_Work required:_ Identify each line below containing the string "title" and copy it.

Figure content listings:
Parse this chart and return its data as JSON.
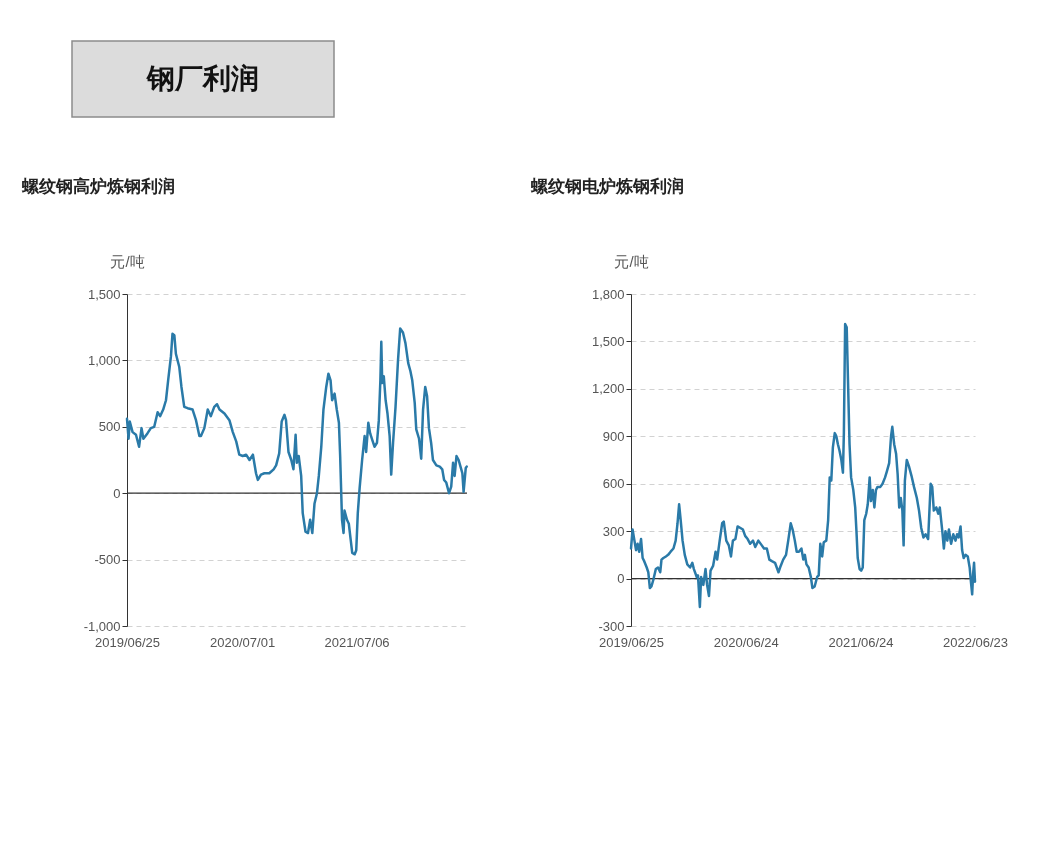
{
  "chart_data": [
    {
      "type": "other",
      "title": "钢厂利润"
    },
    {
      "type": "line",
      "title": "螺纹钢高炉炼钢利润",
      "ylabel": "元/吨",
      "line_style": "solid",
      "grid": "y",
      "xlim": [
        "2019-06-25",
        "2022-06-28"
      ],
      "xticks": [
        {
          "value": "2019-06-25",
          "label": "2019/06/25"
        },
        {
          "value": "2020-07-01",
          "label": "2020/07/01"
        },
        {
          "value": "2021-07-06",
          "label": "2021/07/06"
        }
      ],
      "ylim": [
        -1000,
        1500
      ],
      "yticks": [
        {
          "value": -1000,
          "label": "-1,000"
        },
        -500,
        0,
        500,
        {
          "value": 1000,
          "label": "1,000"
        },
        {
          "value": 1500,
          "label": "1,500"
        }
      ],
      "ref_lines": [
        {
          "axis": "y",
          "value": 0,
          "color": "#333333"
        }
      ],
      "x": [
        "2019-06-25",
        "2019-06-30",
        "2019-07-04",
        "2019-07-13",
        "2019-07-24",
        "2019-08-03",
        "2019-08-11",
        "2019-08-17",
        "2019-08-30",
        "2019-09-10",
        "2019-09-21",
        "2019-10-02",
        "2019-10-10",
        "2019-10-20",
        "2019-10-29",
        "2019-11-05",
        "2019-11-14",
        "2019-11-19",
        "2019-11-25",
        "2019-11-30",
        "2019-12-11",
        "2019-12-18",
        "2019-12-27",
        "2020-01-07",
        "2020-01-23",
        "2020-02-03",
        "2020-02-14",
        "2020-02-19",
        "2020-03-01",
        "2020-03-12",
        "2020-03-22",
        "2020-04-02",
        "2020-04-11",
        "2020-04-19",
        "2020-05-05",
        "2020-05-21",
        "2020-06-01",
        "2020-06-12",
        "2020-06-22",
        "2020-07-03",
        "2020-07-14",
        "2020-07-25",
        "2020-08-05",
        "2020-08-15",
        "2020-08-21",
        "2020-08-31",
        "2020-09-11",
        "2020-09-27",
        "2020-10-11",
        "2020-10-19",
        "2020-10-29",
        "2020-11-06",
        "2020-11-15",
        "2020-11-20",
        "2020-11-28",
        "2020-12-07",
        "2020-12-14",
        "2020-12-21",
        "2020-12-25",
        "2020-12-31",
        "2021-01-08",
        "2021-01-13",
        "2021-01-22",
        "2021-01-30",
        "2021-02-06",
        "2021-02-13",
        "2021-02-20",
        "2021-02-28",
        "2021-03-06",
        "2021-03-14",
        "2021-03-21",
        "2021-03-30",
        "2021-04-06",
        "2021-04-13",
        "2021-04-18",
        "2021-04-26",
        "2021-05-03",
        "2021-05-10",
        "2021-05-14",
        "2021-05-20",
        "2021-05-25",
        "2021-05-28",
        "2021-06-05",
        "2021-06-11",
        "2021-06-17",
        "2021-06-22",
        "2021-06-30",
        "2021-07-05",
        "2021-07-10",
        "2021-07-16",
        "2021-07-24",
        "2021-08-01",
        "2021-08-06",
        "2021-08-13",
        "2021-08-19",
        "2021-08-26",
        "2021-09-02",
        "2021-09-10",
        "2021-09-16",
        "2021-09-21",
        "2021-09-24",
        "2021-09-27",
        "2021-10-02",
        "2021-10-08",
        "2021-10-14",
        "2021-10-21",
        "2021-10-26",
        "2021-11-01",
        "2021-11-09",
        "2021-11-17",
        "2021-11-24",
        "2021-12-03",
        "2021-12-11",
        "2021-12-20",
        "2021-12-27",
        "2022-01-02",
        "2022-01-10",
        "2022-01-15",
        "2022-01-24",
        "2022-01-31",
        "2022-02-06",
        "2022-02-13",
        "2022-02-19",
        "2022-02-25",
        "2022-03-04",
        "2022-03-10",
        "2022-03-21",
        "2022-04-01",
        "2022-04-09",
        "2022-04-15",
        "2022-04-22",
        "2022-05-01",
        "2022-05-08",
        "2022-05-14",
        "2022-05-19",
        "2022-05-25",
        "2022-06-01",
        "2022-06-07",
        "2022-06-13",
        "2022-06-17",
        "2022-06-24",
        "2022-06-27"
      ],
      "series": [
        {
          "color": "#2a7aa8",
          "values": [
            560,
            410,
            540,
            460,
            440,
            350,
            490,
            410,
            450,
            490,
            500,
            610,
            580,
            630,
            700,
            850,
            1030,
            1200,
            1190,
            1050,
            950,
            800,
            650,
            640,
            630,
            550,
            430,
            430,
            490,
            630,
            580,
            650,
            670,
            630,
            600,
            550,
            460,
            390,
            290,
            280,
            290,
            250,
            290,
            150,
            100,
            140,
            150,
            150,
            180,
            210,
            300,
            540,
            590,
            550,
            310,
            250,
            180,
            440,
            230,
            280,
            130,
            -150,
            -290,
            -300,
            -200,
            -300,
            -80,
            0,
            130,
            350,
            630,
            800,
            900,
            850,
            700,
            750,
            630,
            530,
            280,
            -200,
            -300,
            -130,
            -200,
            -230,
            -350,
            -450,
            -460,
            -430,
            -150,
            40,
            250,
            430,
            310,
            530,
            450,
            400,
            350,
            380,
            550,
            850,
            1140,
            830,
            880,
            700,
            600,
            430,
            140,
            380,
            650,
            1000,
            1240,
            1210,
            1130,
            980,
            920,
            850,
            680,
            480,
            410,
            260,
            630,
            800,
            730,
            490,
            380,
            250,
            210,
            200,
            180,
            100,
            80,
            0,
            50,
            230,
            130,
            280,
            250,
            200,
            150,
            10,
            190,
            200
          ]
        }
      ]
    },
    {
      "type": "line",
      "title": "螺纹钢电炉炼钢利润",
      "ylabel": "元/吨",
      "line_style": "solid",
      "grid": "y",
      "xlim": [
        "2019-06-25",
        "2022-06-23"
      ],
      "xticks": [
        {
          "value": "2019-06-25",
          "label": "2019/06/25"
        },
        {
          "value": "2020-06-24",
          "label": "2020/06/24"
        },
        {
          "value": "2021-06-24",
          "label": "2021/06/24"
        },
        {
          "value": "2022-06-23",
          "label": "2022/06/23"
        }
      ],
      "ylim": [
        -300,
        1800
      ],
      "yticks": [
        -300,
        0,
        300,
        600,
        900,
        {
          "value": 1200,
          "label": "1,200"
        },
        {
          "value": 1500,
          "label": "1,500"
        },
        {
          "value": 1800,
          "label": "1,800"
        }
      ],
      "ref_lines": [
        {
          "axis": "y",
          "value": 0,
          "color": "#333333"
        }
      ],
      "x": [
        "2019-06-25",
        "2019-06-30",
        "2019-07-06",
        "2019-07-11",
        "2019-07-16",
        "2019-07-21",
        "2019-07-27",
        "2019-08-01",
        "2019-08-06",
        "2019-08-14",
        "2019-08-19",
        "2019-08-24",
        "2019-08-29",
        "2019-09-05",
        "2019-09-12",
        "2019-09-19",
        "2019-09-26",
        "2019-09-30",
        "2019-10-06",
        "2019-10-14",
        "2019-10-21",
        "2019-10-29",
        "2019-11-07",
        "2019-11-14",
        "2019-11-20",
        "2019-11-25",
        "2019-11-30",
        "2019-12-06",
        "2019-12-13",
        "2019-12-21",
        "2019-12-30",
        "2020-01-06",
        "2020-01-11",
        "2020-01-20",
        "2020-01-24",
        "2020-01-30",
        "2020-02-03",
        "2020-02-10",
        "2020-02-17",
        "2020-02-22",
        "2020-02-28",
        "2020-03-04",
        "2020-03-12",
        "2020-03-20",
        "2020-03-25",
        "2020-04-02",
        "2020-04-10",
        "2020-04-15",
        "2020-04-23",
        "2020-05-01",
        "2020-05-08",
        "2020-05-14",
        "2020-05-22",
        "2020-05-29",
        "2020-06-07",
        "2020-06-15",
        "2020-06-22",
        "2020-06-30",
        "2020-07-08",
        "2020-07-17",
        "2020-07-24",
        "2020-08-03",
        "2020-08-14",
        "2020-08-21",
        "2020-08-30",
        "2020-09-07",
        "2020-09-15",
        "2020-09-25",
        "2020-10-06",
        "2020-10-13",
        "2020-10-21",
        "2020-10-30",
        "2020-11-06",
        "2020-11-14",
        "2020-11-20",
        "2020-11-27",
        "2020-12-03",
        "2020-12-10",
        "2020-12-18",
        "2020-12-24",
        "2020-12-29",
        "2021-01-03",
        "2021-01-10",
        "2021-01-17",
        "2021-01-22",
        "2021-01-29",
        "2021-02-06",
        "2021-02-11",
        "2021-02-16",
        "2021-02-22",
        "2021-02-27",
        "2021-03-07",
        "2021-03-13",
        "2021-03-18",
        "2021-03-23",
        "2021-03-28",
        "2021-04-03",
        "2021-04-08",
        "2021-04-13",
        "2021-04-18",
        "2021-04-24",
        "2021-04-29",
        "2021-05-02",
        "2021-05-06",
        "2021-05-11",
        "2021-05-15",
        "2021-05-20",
        "2021-05-25",
        "2021-06-01",
        "2021-06-07",
        "2021-06-11",
        "2021-06-15",
        "2021-06-21",
        "2021-06-26",
        "2021-07-01",
        "2021-07-06",
        "2021-07-12",
        "2021-07-17",
        "2021-07-23",
        "2021-07-27",
        "2021-08-02",
        "2021-08-07",
        "2021-08-12",
        "2021-08-17",
        "2021-08-26",
        "2021-09-02",
        "2021-09-10",
        "2021-09-16",
        "2021-09-23",
        "2021-09-29",
        "2021-10-03",
        "2021-10-09",
        "2021-10-15",
        "2021-10-20",
        "2021-10-25",
        "2021-10-30",
        "2021-11-04",
        "2021-11-08",
        "2021-11-12",
        "2021-11-18",
        "2021-11-25",
        "2021-12-03",
        "2021-12-11",
        "2021-12-20",
        "2021-12-27",
        "2022-01-03",
        "2022-01-10",
        "2022-01-17",
        "2022-01-25",
        "2022-02-02",
        "2022-02-07",
        "2022-02-12",
        "2022-02-20",
        "2022-02-26",
        "2022-03-03",
        "2022-03-11",
        "2022-03-16",
        "2022-03-21",
        "2022-03-27",
        "2022-04-01",
        "2022-04-08",
        "2022-04-15",
        "2022-04-22",
        "2022-04-27",
        "2022-05-02",
        "2022-05-08",
        "2022-05-13",
        "2022-05-18",
        "2022-05-24",
        "2022-05-31",
        "2022-06-06",
        "2022-06-10",
        "2022-06-14",
        "2022-06-17",
        "2022-06-20",
        "2022-06-23"
      ],
      "series": [
        {
          "color": "#2a7aa8",
          "values": [
            190,
            310,
            240,
            180,
            220,
            170,
            250,
            130,
            110,
            70,
            40,
            -60,
            -50,
            0,
            60,
            70,
            40,
            120,
            130,
            140,
            150,
            170,
            190,
            240,
            350,
            470,
            370,
            240,
            150,
            90,
            70,
            100,
            60,
            10,
            20,
            -180,
            10,
            -40,
            60,
            -40,
            -110,
            50,
            80,
            170,
            120,
            240,
            350,
            360,
            240,
            210,
            140,
            240,
            250,
            330,
            320,
            310,
            270,
            250,
            220,
            240,
            200,
            240,
            210,
            190,
            190,
            120,
            110,
            100,
            40,
            80,
            120,
            150,
            240,
            350,
            310,
            240,
            170,
            170,
            190,
            120,
            150,
            90,
            70,
            10,
            -60,
            -50,
            10,
            20,
            220,
            140,
            230,
            240,
            370,
            640,
            620,
            830,
            920,
            900,
            850,
            810,
            750,
            670,
            920,
            1610,
            1590,
            1260,
            850,
            640,
            560,
            450,
            300,
            130,
            60,
            50,
            70,
            370,
            410,
            470,
            640,
            490,
            560,
            450,
            560,
            580,
            580,
            600,
            640,
            680,
            730,
            900,
            960,
            850,
            790,
            660,
            450,
            510,
            430,
            210,
            620,
            750,
            710,
            650,
            580,
            510,
            430,
            320,
            260,
            280,
            250,
            600,
            580,
            430,
            450,
            410,
            450,
            300,
            190,
            300,
            240,
            310,
            220,
            280,
            240,
            280,
            260,
            330,
            180,
            130,
            150,
            140,
            70,
            -20,
            -100,
            30,
            100,
            -20
          ]
        }
      ]
    }
  ]
}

_Complete output:_
      "title": "钢厂利润"
      "title": "螺纹钢高炉炼钢利润",
      "title": "螺纹钢电炉炼钢利润",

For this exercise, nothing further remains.